(Aim of the task)
Select all lines in the records that include "Score".

Figure data in JSON:
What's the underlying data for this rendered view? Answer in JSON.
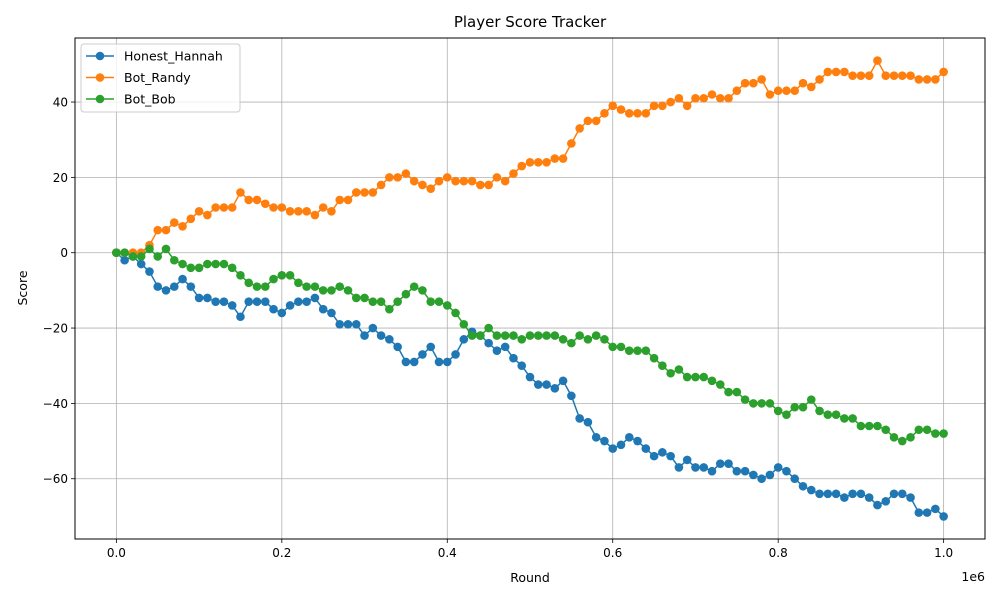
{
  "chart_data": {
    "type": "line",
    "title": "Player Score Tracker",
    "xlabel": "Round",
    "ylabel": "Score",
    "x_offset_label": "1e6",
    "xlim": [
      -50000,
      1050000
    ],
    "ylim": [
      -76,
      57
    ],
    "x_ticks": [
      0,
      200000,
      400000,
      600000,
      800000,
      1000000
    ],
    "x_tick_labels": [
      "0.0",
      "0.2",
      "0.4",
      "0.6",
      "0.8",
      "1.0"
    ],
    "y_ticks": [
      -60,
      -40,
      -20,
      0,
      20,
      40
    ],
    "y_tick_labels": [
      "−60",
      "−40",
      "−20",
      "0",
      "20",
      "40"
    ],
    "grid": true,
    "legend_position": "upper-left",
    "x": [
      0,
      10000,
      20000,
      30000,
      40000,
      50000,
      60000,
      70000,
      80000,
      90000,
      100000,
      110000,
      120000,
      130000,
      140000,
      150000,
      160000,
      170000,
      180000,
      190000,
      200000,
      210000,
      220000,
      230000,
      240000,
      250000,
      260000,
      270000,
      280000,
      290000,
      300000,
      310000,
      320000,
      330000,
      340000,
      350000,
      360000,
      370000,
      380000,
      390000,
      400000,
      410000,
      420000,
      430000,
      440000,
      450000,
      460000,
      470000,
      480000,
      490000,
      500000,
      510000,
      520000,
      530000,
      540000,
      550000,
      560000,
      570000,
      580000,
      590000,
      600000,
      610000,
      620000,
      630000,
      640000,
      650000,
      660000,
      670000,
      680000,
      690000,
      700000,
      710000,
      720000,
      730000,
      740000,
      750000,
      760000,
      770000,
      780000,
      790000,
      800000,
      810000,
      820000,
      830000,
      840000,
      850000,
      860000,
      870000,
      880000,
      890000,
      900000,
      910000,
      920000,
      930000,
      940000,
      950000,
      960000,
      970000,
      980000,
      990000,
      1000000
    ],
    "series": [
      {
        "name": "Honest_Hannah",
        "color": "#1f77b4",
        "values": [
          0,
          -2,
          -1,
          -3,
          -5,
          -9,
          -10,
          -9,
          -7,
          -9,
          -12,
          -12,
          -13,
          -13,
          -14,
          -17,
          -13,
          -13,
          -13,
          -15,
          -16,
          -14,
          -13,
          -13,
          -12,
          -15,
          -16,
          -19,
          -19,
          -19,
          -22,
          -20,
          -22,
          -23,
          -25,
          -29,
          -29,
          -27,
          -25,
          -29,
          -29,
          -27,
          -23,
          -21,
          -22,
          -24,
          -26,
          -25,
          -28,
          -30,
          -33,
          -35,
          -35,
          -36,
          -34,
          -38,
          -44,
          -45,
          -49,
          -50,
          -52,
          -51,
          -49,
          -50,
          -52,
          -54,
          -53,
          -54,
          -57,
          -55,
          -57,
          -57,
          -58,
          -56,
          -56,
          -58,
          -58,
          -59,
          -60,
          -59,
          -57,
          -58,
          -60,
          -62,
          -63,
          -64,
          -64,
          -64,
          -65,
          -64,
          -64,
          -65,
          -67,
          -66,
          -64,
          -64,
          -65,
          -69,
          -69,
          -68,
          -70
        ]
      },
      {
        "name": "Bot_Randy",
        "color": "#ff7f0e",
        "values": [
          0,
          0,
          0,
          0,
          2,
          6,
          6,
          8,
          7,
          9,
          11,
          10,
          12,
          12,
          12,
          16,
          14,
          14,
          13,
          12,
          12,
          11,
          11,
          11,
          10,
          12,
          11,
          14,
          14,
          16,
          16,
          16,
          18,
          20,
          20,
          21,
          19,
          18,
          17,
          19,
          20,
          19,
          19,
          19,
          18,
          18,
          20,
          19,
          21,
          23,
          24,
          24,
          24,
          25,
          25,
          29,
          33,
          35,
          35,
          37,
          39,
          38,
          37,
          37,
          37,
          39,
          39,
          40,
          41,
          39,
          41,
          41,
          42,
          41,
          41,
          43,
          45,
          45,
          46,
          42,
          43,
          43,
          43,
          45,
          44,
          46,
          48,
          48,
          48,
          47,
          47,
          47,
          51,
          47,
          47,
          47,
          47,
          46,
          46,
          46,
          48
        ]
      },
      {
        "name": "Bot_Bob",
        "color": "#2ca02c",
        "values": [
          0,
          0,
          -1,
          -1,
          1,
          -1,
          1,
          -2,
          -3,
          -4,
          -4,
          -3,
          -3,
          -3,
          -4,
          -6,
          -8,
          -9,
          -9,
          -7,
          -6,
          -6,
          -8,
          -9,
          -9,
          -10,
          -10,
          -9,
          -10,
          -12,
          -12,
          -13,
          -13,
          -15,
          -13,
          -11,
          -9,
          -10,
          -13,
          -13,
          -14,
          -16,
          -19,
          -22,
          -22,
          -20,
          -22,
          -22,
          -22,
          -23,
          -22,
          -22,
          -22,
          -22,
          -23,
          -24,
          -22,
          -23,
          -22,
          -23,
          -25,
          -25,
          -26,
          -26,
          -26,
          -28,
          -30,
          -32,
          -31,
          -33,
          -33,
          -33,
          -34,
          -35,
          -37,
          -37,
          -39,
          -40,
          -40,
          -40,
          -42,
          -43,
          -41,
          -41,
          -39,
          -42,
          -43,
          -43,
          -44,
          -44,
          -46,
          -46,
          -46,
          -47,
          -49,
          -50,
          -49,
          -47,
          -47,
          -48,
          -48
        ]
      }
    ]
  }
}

==

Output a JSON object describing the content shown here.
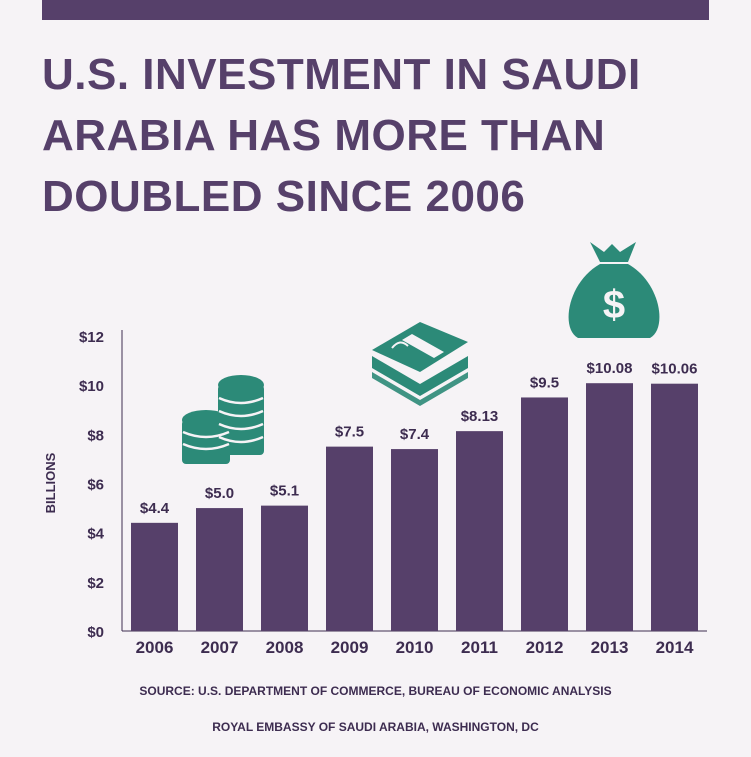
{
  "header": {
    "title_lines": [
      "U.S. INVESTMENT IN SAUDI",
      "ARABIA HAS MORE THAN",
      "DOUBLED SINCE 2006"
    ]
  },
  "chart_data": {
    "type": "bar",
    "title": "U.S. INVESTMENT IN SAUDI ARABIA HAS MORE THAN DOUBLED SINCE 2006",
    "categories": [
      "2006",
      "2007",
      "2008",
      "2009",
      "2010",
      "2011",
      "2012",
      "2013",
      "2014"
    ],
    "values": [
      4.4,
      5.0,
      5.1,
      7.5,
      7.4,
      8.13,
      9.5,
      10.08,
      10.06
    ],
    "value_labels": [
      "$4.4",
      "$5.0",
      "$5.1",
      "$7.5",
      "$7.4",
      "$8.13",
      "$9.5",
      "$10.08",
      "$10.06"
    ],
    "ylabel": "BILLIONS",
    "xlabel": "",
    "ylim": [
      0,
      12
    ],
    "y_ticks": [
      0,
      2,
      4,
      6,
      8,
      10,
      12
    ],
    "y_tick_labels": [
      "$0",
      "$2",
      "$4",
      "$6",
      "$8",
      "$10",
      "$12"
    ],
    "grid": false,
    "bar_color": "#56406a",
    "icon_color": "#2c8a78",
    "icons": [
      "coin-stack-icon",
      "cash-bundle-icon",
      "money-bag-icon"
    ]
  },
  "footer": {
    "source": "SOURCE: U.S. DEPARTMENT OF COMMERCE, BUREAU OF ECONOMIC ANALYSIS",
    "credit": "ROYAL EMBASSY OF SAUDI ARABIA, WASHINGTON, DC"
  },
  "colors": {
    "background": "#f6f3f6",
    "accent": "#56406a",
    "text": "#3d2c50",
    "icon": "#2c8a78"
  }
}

(Written answer)
    "title": "Player Score Tracker",
    "ylabel": "Score",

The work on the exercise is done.